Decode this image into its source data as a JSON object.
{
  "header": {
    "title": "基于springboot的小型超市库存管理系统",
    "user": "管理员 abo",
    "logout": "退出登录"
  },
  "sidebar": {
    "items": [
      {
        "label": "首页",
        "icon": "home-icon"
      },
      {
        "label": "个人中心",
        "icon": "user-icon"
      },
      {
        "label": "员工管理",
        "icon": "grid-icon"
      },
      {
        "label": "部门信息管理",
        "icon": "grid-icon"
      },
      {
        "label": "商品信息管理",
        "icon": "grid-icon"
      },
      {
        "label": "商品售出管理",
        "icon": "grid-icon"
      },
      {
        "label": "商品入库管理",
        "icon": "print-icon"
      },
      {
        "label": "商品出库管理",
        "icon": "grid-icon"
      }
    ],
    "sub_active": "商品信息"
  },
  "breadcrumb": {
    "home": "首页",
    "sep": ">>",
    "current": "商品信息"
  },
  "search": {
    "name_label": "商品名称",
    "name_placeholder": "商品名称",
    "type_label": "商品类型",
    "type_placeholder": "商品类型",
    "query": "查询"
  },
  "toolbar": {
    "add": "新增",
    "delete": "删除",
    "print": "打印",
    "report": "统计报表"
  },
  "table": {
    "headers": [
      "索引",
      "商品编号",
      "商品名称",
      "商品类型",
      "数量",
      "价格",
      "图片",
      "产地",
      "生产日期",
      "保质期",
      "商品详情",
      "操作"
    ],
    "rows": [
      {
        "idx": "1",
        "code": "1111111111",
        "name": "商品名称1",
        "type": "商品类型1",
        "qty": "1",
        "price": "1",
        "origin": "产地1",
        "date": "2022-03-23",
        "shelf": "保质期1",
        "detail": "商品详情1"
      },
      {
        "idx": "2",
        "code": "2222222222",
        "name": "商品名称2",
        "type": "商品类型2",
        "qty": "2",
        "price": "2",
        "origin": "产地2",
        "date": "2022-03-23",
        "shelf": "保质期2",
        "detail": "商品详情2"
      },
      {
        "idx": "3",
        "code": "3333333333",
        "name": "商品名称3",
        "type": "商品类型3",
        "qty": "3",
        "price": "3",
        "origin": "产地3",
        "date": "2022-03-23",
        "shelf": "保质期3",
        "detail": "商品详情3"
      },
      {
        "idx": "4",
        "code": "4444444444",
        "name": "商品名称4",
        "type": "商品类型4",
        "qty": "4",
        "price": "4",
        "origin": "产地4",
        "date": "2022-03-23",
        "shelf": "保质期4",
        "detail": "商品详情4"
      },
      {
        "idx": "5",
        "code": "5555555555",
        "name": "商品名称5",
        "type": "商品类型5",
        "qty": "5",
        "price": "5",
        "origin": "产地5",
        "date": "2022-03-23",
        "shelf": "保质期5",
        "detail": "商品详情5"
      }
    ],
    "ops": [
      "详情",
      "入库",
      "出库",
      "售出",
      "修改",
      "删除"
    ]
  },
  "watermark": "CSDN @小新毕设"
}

····················

§ Given instruction
How many lines of the records contain the string "shelf"? Respond with the number alone.

§ Exercise result
5